** start DATASET RECORDS **

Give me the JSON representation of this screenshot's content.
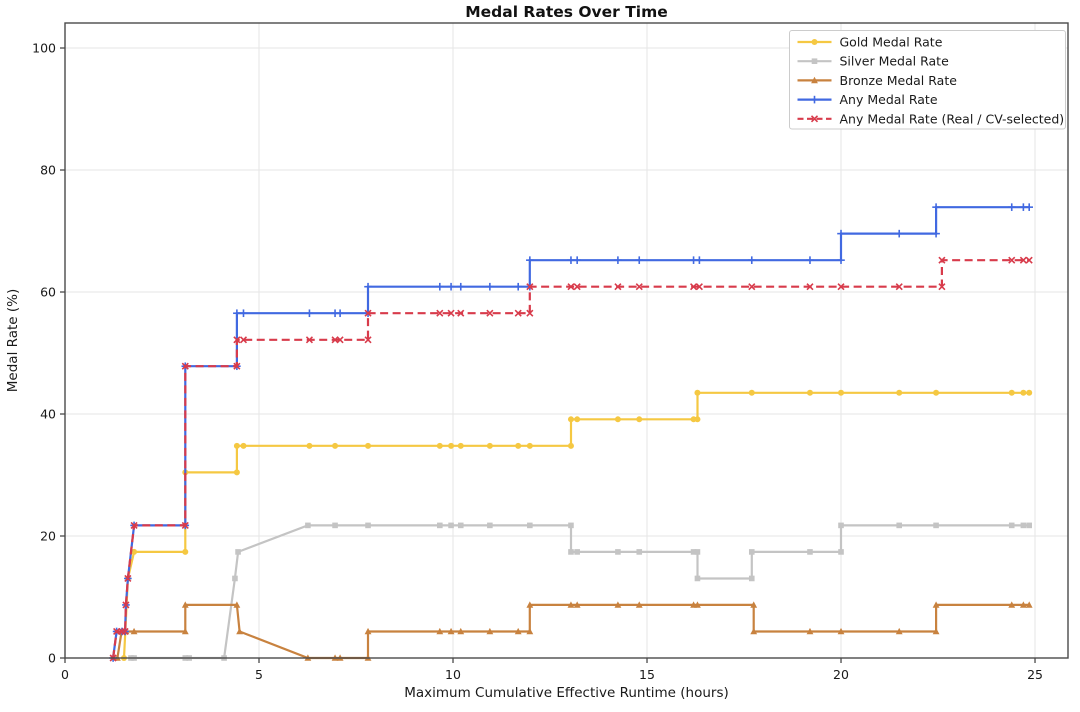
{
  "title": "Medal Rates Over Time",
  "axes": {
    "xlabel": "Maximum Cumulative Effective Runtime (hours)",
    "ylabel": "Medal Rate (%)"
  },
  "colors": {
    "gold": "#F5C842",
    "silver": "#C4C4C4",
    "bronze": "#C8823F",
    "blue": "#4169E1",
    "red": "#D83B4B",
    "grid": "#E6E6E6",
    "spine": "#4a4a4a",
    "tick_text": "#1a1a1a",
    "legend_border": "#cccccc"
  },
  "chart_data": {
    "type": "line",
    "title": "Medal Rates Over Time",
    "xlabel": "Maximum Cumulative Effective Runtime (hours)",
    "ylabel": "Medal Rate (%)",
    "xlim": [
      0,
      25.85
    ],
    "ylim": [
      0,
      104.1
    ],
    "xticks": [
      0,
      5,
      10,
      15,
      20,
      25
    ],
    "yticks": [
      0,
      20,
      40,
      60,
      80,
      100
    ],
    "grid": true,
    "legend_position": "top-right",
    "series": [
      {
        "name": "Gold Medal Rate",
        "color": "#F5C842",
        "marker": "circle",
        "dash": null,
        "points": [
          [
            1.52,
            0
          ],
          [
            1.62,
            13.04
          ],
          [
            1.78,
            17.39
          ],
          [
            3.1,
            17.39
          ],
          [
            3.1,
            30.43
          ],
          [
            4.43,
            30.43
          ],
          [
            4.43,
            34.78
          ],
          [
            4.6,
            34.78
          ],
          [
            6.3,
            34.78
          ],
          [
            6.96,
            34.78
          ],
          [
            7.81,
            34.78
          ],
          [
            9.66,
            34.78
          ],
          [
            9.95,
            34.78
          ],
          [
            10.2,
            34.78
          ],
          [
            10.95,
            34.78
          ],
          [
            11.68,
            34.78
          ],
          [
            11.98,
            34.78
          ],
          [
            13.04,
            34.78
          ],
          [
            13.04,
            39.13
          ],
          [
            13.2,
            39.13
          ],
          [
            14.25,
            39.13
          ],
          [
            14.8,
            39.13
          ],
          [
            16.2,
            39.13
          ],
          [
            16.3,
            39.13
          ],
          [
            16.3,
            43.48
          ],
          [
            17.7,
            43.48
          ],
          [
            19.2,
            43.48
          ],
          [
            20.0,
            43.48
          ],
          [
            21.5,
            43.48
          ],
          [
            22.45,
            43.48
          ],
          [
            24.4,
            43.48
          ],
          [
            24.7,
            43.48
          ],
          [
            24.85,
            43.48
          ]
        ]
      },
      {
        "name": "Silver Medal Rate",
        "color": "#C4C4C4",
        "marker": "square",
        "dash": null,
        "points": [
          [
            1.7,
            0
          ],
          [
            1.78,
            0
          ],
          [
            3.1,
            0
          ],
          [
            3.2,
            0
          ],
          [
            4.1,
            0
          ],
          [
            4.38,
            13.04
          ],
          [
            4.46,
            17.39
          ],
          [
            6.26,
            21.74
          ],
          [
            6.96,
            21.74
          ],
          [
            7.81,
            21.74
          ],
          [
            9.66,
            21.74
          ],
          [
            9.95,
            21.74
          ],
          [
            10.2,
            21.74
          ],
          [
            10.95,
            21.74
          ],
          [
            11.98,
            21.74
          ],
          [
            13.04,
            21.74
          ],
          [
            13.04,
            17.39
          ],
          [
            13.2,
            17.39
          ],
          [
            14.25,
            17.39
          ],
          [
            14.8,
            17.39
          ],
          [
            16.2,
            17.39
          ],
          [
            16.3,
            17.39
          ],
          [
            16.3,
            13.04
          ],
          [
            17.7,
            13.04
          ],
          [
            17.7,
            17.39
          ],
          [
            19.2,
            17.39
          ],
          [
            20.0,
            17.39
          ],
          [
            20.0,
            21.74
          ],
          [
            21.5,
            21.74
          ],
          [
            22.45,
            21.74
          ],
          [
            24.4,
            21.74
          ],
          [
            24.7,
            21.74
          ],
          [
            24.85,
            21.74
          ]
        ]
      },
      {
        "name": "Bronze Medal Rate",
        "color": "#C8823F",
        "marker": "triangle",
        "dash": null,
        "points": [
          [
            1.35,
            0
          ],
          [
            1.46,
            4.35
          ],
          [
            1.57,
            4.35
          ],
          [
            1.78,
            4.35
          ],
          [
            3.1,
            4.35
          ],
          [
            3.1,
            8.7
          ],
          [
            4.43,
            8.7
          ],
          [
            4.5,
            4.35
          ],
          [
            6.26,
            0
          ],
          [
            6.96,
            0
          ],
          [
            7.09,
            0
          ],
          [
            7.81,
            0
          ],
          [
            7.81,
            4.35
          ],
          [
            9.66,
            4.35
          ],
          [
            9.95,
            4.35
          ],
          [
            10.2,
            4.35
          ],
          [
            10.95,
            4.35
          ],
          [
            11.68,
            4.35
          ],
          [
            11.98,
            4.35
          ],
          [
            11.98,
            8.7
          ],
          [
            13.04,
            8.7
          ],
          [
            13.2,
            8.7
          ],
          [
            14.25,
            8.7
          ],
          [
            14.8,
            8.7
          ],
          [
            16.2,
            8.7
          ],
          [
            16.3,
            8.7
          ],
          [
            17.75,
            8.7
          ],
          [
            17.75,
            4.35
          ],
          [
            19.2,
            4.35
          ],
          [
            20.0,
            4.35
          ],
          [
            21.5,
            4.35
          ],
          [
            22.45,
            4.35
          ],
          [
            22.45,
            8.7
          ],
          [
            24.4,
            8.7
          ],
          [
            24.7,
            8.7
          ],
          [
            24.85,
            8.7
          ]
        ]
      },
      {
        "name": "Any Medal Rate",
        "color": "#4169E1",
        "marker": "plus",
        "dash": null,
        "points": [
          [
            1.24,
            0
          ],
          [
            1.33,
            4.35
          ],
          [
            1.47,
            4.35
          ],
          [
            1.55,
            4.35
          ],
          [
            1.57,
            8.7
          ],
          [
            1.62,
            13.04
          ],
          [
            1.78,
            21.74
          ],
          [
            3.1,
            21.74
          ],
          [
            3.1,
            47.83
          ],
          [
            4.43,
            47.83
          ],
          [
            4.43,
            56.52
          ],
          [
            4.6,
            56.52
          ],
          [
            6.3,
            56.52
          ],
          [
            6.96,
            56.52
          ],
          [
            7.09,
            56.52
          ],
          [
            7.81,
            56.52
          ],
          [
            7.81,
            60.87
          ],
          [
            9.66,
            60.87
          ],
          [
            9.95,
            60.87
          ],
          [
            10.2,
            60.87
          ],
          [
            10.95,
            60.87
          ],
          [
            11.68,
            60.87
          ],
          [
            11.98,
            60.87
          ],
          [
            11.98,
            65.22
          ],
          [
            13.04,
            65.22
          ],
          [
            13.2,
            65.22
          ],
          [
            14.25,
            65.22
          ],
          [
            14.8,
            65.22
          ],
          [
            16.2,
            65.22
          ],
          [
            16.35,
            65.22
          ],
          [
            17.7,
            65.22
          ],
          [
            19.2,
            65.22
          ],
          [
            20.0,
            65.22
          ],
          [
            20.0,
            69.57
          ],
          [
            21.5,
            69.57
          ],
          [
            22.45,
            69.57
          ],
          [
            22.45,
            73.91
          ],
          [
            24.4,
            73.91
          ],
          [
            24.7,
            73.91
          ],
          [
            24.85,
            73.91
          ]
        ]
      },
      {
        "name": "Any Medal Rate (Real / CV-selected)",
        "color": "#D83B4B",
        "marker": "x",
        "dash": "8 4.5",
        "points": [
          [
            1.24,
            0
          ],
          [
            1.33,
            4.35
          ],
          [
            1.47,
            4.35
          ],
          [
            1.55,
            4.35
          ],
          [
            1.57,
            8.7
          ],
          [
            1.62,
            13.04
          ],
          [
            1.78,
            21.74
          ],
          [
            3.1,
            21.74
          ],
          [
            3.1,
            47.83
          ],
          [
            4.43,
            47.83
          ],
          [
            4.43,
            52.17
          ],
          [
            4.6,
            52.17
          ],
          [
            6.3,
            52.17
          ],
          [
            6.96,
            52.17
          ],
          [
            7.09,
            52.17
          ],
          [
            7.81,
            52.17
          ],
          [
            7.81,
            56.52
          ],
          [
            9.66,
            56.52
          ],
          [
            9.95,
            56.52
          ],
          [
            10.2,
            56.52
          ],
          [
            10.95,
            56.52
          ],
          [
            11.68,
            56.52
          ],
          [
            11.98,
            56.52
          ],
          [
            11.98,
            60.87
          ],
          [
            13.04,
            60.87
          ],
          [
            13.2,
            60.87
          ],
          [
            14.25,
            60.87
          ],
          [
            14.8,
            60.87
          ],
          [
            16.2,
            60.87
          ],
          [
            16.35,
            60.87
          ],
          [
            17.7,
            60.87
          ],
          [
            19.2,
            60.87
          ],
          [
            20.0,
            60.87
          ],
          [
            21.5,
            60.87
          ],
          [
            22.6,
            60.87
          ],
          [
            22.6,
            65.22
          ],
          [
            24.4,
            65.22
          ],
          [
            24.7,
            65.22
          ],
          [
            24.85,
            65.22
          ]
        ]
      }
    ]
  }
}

** end DATASET RECORDS **

[YOUR OBJECTIVE]: How many lines of the listing include the string "Over"? Answer with the number alone.

[RESPONSE TO THIS TASK]: 2